Extracted records:
* * *

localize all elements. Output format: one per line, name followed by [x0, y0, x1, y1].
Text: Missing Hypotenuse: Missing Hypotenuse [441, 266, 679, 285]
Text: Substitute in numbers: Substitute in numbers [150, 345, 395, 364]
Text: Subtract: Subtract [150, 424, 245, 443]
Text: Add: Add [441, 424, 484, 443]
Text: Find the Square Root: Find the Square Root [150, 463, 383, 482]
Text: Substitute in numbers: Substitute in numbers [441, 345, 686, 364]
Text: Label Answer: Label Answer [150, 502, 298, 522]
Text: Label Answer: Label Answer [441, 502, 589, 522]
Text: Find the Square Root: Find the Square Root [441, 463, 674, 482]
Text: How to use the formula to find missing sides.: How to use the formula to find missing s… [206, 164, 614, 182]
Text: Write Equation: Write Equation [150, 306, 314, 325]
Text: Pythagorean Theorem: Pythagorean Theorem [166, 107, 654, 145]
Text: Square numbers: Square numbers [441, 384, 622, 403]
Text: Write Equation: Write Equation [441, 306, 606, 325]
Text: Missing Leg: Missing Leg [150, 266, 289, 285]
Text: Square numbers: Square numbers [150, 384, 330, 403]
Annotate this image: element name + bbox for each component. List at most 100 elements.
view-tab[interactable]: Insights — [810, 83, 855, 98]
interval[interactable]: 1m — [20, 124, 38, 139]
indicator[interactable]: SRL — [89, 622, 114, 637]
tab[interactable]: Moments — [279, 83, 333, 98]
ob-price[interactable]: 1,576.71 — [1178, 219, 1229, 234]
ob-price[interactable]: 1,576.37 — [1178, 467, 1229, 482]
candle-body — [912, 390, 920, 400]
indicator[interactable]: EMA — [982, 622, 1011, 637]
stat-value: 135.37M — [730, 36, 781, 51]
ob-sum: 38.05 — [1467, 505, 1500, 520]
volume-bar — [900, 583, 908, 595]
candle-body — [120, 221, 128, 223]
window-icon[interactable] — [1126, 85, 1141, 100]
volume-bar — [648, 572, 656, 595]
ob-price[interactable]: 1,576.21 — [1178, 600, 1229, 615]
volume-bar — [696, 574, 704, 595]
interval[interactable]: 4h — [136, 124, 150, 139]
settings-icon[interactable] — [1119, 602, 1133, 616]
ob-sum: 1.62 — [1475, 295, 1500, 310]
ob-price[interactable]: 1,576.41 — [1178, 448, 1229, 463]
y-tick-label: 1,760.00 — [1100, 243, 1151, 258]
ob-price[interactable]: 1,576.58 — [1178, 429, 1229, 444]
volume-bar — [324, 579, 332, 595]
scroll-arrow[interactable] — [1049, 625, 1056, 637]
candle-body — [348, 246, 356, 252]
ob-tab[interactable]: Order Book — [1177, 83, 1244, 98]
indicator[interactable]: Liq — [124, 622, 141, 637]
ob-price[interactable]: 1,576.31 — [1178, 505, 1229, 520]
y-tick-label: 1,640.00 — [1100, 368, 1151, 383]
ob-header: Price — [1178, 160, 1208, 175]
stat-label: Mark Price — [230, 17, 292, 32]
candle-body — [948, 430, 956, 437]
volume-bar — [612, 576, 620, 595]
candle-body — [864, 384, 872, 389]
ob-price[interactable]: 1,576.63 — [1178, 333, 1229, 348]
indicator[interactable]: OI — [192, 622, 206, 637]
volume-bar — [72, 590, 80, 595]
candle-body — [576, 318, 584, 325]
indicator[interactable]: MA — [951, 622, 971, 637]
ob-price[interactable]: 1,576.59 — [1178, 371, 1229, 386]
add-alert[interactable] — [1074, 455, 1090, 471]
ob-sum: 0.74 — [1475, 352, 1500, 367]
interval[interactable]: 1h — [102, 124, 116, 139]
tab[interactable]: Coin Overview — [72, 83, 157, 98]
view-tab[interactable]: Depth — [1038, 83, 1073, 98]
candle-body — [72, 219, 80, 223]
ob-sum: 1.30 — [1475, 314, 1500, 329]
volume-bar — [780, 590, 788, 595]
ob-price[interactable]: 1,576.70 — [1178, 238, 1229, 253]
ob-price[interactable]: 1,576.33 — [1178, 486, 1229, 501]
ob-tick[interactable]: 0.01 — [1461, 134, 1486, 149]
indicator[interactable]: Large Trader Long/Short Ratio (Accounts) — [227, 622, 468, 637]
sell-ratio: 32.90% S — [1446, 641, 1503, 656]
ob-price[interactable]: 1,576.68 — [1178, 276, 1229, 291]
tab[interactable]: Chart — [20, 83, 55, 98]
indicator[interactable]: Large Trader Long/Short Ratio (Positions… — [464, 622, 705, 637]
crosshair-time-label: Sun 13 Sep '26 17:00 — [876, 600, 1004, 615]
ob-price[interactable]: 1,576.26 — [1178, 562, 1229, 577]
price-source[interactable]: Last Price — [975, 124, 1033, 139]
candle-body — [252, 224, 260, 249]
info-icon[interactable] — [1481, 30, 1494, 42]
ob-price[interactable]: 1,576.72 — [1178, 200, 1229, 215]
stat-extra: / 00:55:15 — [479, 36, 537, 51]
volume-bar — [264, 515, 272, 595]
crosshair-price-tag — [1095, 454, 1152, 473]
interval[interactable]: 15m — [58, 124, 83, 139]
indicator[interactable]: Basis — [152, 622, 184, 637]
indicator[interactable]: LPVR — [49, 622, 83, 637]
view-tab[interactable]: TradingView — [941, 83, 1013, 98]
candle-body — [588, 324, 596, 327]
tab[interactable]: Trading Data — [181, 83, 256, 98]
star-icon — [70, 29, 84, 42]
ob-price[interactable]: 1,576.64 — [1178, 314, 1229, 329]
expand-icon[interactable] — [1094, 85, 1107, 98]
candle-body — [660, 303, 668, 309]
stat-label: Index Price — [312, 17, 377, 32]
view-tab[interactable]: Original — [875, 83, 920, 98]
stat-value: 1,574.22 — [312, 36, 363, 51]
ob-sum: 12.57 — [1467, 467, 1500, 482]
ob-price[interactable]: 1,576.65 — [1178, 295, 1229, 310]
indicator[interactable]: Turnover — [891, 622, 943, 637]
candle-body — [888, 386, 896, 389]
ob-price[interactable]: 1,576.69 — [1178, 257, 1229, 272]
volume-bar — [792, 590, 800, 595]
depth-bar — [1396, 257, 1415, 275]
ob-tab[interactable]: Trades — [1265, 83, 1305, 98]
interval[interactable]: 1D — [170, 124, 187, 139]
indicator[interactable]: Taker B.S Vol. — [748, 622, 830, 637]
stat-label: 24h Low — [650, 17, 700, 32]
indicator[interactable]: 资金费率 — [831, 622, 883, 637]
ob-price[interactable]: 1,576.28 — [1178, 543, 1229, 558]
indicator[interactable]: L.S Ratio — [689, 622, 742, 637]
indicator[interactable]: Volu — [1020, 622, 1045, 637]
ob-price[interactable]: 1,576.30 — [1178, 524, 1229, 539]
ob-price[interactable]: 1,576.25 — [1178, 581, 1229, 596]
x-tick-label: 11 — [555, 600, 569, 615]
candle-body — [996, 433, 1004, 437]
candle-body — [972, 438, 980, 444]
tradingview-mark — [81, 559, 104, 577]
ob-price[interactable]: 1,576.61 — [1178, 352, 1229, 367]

* * *

= Given exercise =
Put every line of the material above into a JSON list of strings, one string per line, leaving out blank lines.

= Problem solution =
[
  "localize all elements. Output format: one per line, name followed by [x0, y0, x1, y1].",
  "Text: Missing Hypotenuse: Missing Hypotenuse [441, 266, 679, 285]",
  "Text: Substitute in numbers: Substitute in numbers [150, 345, 395, 364]",
  "Text: Subtract: Subtract [150, 424, 245, 443]",
  "Text: Add: Add [441, 424, 484, 443]",
  "Text: Find the Square Root: Find the Square Root [150, 463, 383, 482]",
  "Text: Substitute in numbers: Substitute in numbers [441, 345, 686, 364]",
  "Text: Label Answer: Label Answer [150, 502, 298, 522]",
  "Text: Label Answer: Label Answer [441, 502, 589, 522]",
  "Text: Find the Square Root: Find the Square Root [441, 463, 674, 482]",
  "Text: How to use the formula to find missing sides.: How to use the formula to find missing s… [206, 164, 614, 182]",
  "Text: Write Equation: Write Equation [150, 306, 314, 325]",
  "Text: Pythagorean Theorem: Pythagorean Theorem [166, 107, 654, 145]",
  "Text: Square numbers: Square numbers [441, 384, 622, 403]",
  "Text: Write Equation: Write Equation [441, 306, 606, 325]",
  "Text: Missing Leg: Missing Leg [150, 266, 289, 285]",
  "Text: Square numbers: Square numbers [150, 384, 330, 403]",
  "Annotate this image: element name + bbox for each component. List at most 100 elements.",
  "view-tab[interactable]: Insights — [810, 83, 855, 98]",
  "interval[interactable]: 1m — [20, 124, 38, 139]",
  "indicator[interactable]: SRL — [89, 622, 114, 637]",
  "tab[interactable]: Moments — [279, 83, 333, 98]",
  "ob-price[interactable]: 1,576.71 — [1178, 219, 1229, 234]",
  "ob-price[interactable]: 1,576.37 — [1178, 467, 1229, 482]",
  "candle-body — [912, 390, 920, 400]",
  "indicator[interactable]: EMA — [982, 622, 1011, 637]",
  "stat-value: 135.37M — [730, 36, 781, 51]",
  "ob-sum: 38.05 — [1467, 505, 1500, 520]",
  "volume-bar — [900, 583, 908, 595]",
  "candle-body — [120, 221, 128, 223]",
  "window-icon[interactable] — [1126, 85, 1141, 100]",
  "volume-bar — [648, 572, 656, 595]",
  "ob-price[interactable]: 1,576.21 — [1178, 600, 1229, 615]",
  "volume-bar — [696, 574, 704, 595]",
  "interval[interactable]: 4h — [136, 124, 150, 139]",
  "settings-icon[interactable] — [1119, 602, 1133, 616]",
  "ob-sum: 1.62 — [1475, 295, 1500, 310]",
  "ob-price[interactable]: 1,576.41 — [1178, 448, 1229, 463]",
  "y-tick-label: 1,760.00 — [1100, 243, 1151, 258]",
  "ob-price[interactable]: 1,576.58 — [1178, 429, 1229, 444]",
  "volume-bar — [324, 579, 332, 595]",
  "scroll-arrow[interactable] — [1049, 625, 1056, 637]",
  "candle-body — [348, 246, 356, 252]",
  "ob-tab[interactable]: Order Book — [1177, 83, 1244, 98]",
  "indicator[interactable]: Liq — [124, 622, 141, 637]",
  "ob-price[interactable]: 1,576.31 — [1178, 505, 1229, 520]",
  "y-tick-label: 1,640.00 — [1100, 368, 1151, 383]",
  "ob-header: Price — [1178, 160, 1208, 175]",
  "stat-label: Mark Price — [230, 17, 292, 32]",
  "candle-body — [948, 430, 956, 437]",
  "volume-bar — [612, 576, 620, 595]",
  "candle-body — [864, 384, 872, 389]",
  "ob-price[interactable]: 1,576.63 — [1178, 333, 1229, 348]",
  "indicator[interactable]: OI — [192, 622, 206, 637]",
  "volume-bar — [72, 590, 80, 595]",
  "candle-body — [576, 318, 584, 325]",
  "indicator[interactable]: MA — [951, 622, 971, 637]",
  "ob-price[interactable]: 1,576.59 — [1178, 371, 1229, 386]",
  "add-alert[interactable] — [1074, 455, 1090, 471]",
  "ob-sum: 0.74 — [1475, 352, 1500, 367]",
  "interval[interactable]: 1h — [102, 124, 116, 139]",
  "tab[interactable]: Coin Overview — [72, 83, 157, 98]",
  "view-tab[interactable]: Depth — [1038, 83, 1073, 98]",
  "candle-body — [72, 219, 80, 223]",
  "ob-sum: 1.30 — [1475, 314, 1500, 329]",
  "volume-bar — [780, 590, 788, 595]",
  "ob-price[interactable]: 1,576.70 — [1178, 238, 1229, 253]",
  "ob-price[interactable]: 1,576.33 — [1178, 486, 1229, 501]",
  "ob-tick[interactable]: 0.01 — [1461, 134, 1486, 149]",
  "indicator[interactable]: Large Trader Long/Short Ratio (Accounts) — [227, 622, 468, 637]",
  "sell-ratio: 32.90% S — [1446, 641, 1503, 656]",
  "ob-price[interactable]: 1,576.68 — [1178, 276, 1229, 291]",
  "tab[interactable]: Chart — [20, 83, 55, 98]",
  "indicator[interactable]: Large Trader Long/Short Ratio (Positions… — [464, 622, 705, 637]",
  "crosshair-time-label: Sun 13 Sep '26 17:00 — [876, 600, 1004, 615]",
  "ob-price[interactable]: 1,576.26 — [1178, 562, 1229, 577]",
  "price-source[interactable]: Last Price — [975, 124, 1033, 139]",
  "candle-body — [252, 224, 260, 249]",
  "info-icon[interactable] — [1481, 30, 1494, 42]",
  "ob-price[interactable]: 1,576.72 — [1178, 200, 1229, 215]",
  "stat-extra: / 00:55:15 — [479, 36, 537, 51]",
  "volume-bar — [264, 515, 272, 595]",
  "crosshair-price-tag — [1095, 454, 1152, 473]",
  "interval[interactable]: 15m — [58, 124, 83, 139]",
  "indicator[interactable]: Basis — [152, 622, 184, 637]",
  "indicator[interactable]: LPVR — [49, 622, 83, 637]",
  "view-tab[interactable]: TradingView — [941, 83, 1013, 98]",
  "candle-body — [588, 324, 596, 327]",
  "tab[interactable]: Trading Data — [181, 83, 256, 98]",
  "star-icon — [70, 29, 84, 42]",
  "ob-price[interactable]: 1,576.64 — [1178, 314, 1229, 329]",
  "expand-icon[interactable] — [1094, 85, 1107, 98]",
  "candle-body — [660, 303, 668, 309]",
  "stat-label: Index Price — [312, 17, 377, 32]",
  "view-tab[interactable]: Original — [875, 83, 920, 98]",
  "stat-value: 1,574.22 — [312, 36, 363, 51]",
  "ob-sum: 12.57 — [1467, 467, 1500, 482]",
  "ob-price[interactable]: 1,576.65 — [1178, 295, 1229, 310]",
  "indicator[interactable]: Turnover — [891, 622, 943, 637]",
  "candle-body — [888, 386, 896, 389]",
  "ob-price[interactable]: 1,576.69 — [1178, 257, 1229, 272]",
  "volume-bar — [792, 590, 800, 595]",
  "depth-bar — [1396, 257, 1415, 275]",
  "ob-tab[interactable]: Trades — [1265, 83, 1305, 98]",
  "interval[interactable]: 1D — [170, 124, 187, 139]",
  "indicator[interactable]: Taker B.S Vol. — [748, 622, 830, 637]",
  "stat-label: 24h Low — [650, 17, 700, 32]",
  "indicator[interactable]: 资金费率 — [831, 622, 883, 637]",
  "ob-price[interactable]: 1,576.28 — [1178, 543, 1229, 558]",
  "indicator[interactable]: L.S Ratio — [689, 622, 742, 637]",
  "indicator[interactable]: Volu — [1020, 622, 1045, 637]",
  "ob-price[interactable]: 1,576.30 — [1178, 524, 1229, 539]",
  "ob-price[interactable]: 1,576.25 — [1178, 581, 1229, 596]",
  "x-tick-label: 11 — [555, 600, 569, 615]",
  "candle-body — [996, 433, 1004, 437]",
  "candle-body — [972, 438, 980, 444]",
  "tradingview-mark — [81, 559, 104, 577]",
  "ob-price[interactable]: 1,576.61 — [1178, 352, 1229, 367]"
]